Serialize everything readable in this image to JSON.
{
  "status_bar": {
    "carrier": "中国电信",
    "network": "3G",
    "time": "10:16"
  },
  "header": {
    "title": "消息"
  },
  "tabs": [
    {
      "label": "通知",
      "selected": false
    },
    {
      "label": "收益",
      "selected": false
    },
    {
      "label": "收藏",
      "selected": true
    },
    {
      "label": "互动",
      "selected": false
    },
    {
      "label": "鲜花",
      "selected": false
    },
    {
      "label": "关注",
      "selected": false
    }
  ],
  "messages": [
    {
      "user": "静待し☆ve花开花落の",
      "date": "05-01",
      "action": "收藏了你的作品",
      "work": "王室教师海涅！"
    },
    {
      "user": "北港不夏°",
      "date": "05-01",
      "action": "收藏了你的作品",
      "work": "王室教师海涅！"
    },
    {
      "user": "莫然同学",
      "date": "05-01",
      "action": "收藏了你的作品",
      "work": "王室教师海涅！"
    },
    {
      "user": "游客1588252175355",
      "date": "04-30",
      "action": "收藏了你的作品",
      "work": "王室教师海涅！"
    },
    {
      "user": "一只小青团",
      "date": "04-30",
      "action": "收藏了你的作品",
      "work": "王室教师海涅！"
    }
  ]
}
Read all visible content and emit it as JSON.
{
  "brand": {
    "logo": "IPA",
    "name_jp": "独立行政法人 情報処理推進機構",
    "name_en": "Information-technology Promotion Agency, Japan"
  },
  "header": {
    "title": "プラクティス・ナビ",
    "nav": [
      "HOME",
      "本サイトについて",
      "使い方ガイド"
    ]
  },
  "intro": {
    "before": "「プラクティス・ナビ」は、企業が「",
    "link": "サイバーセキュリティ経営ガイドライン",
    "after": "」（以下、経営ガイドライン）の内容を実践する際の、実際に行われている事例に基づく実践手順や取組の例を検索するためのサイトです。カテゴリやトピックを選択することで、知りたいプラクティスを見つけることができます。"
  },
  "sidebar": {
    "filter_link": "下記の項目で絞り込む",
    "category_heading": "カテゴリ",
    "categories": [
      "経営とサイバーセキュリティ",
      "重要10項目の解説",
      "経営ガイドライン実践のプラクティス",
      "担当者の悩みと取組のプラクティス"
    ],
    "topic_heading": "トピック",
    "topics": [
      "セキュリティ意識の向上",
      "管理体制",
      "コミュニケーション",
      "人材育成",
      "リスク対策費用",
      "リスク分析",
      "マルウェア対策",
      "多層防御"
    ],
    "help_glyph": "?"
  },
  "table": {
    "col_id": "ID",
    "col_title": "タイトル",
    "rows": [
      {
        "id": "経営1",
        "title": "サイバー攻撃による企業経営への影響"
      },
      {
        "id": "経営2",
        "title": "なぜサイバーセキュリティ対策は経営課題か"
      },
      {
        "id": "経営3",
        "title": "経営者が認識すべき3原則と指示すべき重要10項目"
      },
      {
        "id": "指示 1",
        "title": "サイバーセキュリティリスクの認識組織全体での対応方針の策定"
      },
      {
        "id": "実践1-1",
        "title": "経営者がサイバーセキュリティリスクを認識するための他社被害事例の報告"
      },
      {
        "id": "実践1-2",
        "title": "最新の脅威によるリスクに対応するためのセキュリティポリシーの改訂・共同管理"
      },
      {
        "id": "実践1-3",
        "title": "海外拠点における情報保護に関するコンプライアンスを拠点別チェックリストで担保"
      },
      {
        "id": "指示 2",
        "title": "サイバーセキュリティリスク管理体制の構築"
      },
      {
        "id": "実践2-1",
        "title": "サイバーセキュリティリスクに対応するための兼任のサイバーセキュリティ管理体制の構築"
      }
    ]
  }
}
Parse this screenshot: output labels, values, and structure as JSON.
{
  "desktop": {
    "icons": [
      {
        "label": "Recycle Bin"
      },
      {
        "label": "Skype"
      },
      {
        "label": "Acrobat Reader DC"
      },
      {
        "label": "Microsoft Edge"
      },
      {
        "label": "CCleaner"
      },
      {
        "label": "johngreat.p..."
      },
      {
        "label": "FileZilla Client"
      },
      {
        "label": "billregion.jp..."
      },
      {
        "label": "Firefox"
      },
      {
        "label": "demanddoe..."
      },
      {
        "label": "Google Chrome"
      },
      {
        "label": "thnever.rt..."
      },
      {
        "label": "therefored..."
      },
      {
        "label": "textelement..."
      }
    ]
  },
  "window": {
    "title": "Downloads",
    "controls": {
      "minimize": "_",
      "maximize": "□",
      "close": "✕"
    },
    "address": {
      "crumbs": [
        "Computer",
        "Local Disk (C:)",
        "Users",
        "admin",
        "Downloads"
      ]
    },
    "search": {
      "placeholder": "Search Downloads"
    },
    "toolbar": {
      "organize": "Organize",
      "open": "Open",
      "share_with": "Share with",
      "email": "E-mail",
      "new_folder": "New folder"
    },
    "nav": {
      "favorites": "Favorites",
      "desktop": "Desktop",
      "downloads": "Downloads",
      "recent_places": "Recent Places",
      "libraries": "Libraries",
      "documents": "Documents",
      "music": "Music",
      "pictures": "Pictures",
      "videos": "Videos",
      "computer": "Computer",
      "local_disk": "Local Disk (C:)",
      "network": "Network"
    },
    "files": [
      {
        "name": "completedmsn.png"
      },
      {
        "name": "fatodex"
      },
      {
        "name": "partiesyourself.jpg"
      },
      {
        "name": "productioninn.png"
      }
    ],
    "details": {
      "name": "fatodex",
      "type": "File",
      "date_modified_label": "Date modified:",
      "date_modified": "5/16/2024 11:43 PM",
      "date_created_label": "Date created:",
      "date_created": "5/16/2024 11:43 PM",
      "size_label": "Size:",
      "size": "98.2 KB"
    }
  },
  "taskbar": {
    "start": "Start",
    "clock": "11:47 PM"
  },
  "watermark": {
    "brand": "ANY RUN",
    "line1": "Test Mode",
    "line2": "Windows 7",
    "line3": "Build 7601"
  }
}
━━━━━━━━━━━━━━━━━━━━━━━━━━━━━━
**Exercise objective**: Gather every line from the listing above in which "this" appears, and copy those lines.

**Reply**:
Serialize everything readable in this image to JSON.
Parse this screenshot: output labels, values, and structure as JSON.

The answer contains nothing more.